Requirement: Extract the complete listing and output it unchanged.

The records:

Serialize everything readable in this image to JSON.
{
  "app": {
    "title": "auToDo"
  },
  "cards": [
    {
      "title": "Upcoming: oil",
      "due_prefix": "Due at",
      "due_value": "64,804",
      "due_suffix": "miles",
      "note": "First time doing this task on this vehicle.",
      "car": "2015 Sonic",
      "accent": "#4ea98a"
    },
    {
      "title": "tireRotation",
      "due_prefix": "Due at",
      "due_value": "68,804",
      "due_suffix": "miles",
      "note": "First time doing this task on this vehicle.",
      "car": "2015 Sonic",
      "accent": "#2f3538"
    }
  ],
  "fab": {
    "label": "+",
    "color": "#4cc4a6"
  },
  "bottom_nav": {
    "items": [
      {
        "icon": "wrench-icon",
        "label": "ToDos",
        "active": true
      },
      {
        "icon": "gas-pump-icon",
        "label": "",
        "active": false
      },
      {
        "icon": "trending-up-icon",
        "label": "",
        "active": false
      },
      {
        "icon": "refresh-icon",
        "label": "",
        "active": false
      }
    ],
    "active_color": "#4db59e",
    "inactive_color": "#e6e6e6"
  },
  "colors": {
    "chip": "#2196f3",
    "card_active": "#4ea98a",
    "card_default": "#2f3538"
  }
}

Output:
Serialize everything readable in this image to JSON.
{
  "app": {
    "title": "auToDo"
  },
  "cards": [
    {
      "title": "Upcoming: oil",
      "due_prefix": "Due at",
      "due_value": "64,804",
      "due_suffix": "miles",
      "note": "First time doing this task on this vehicle.",
      "car": "2015 Sonic",
      "accent": "#4ea98a"
    },
    {
      "title": "tireRotation",
      "due_prefix": "Due at",
      "due_value": "68,804",
      "due_suffix": "miles",
      "note": "First time doing this task on this vehicle.",
      "car": "2015 Sonic",
      "accent": "#2f3538"
    }
  ],
  "fab": {
    "label": "+",
    "color": "#4cc4a6"
  },
  "bottom_nav": {
    "items": [
      {
        "icon": "wrench-icon",
        "label": "ToDos",
        "active": true
      },
      {
        "icon": "gas-pump-icon",
        "label": "",
        "active": false
      },
      {
        "icon": "trending-up-icon",
        "label": "",
        "active": false
      },
      {
        "icon": "refresh-icon",
        "label": "",
        "active": false
      }
    ],
    "active_color": "#4db59e",
    "inactive_color": "#e6e6e6"
  },
  "colors": {
    "chip": "#2196f3",
    "card_active": "#4ea98a",
    "card_default": "#2f3538"
  }
}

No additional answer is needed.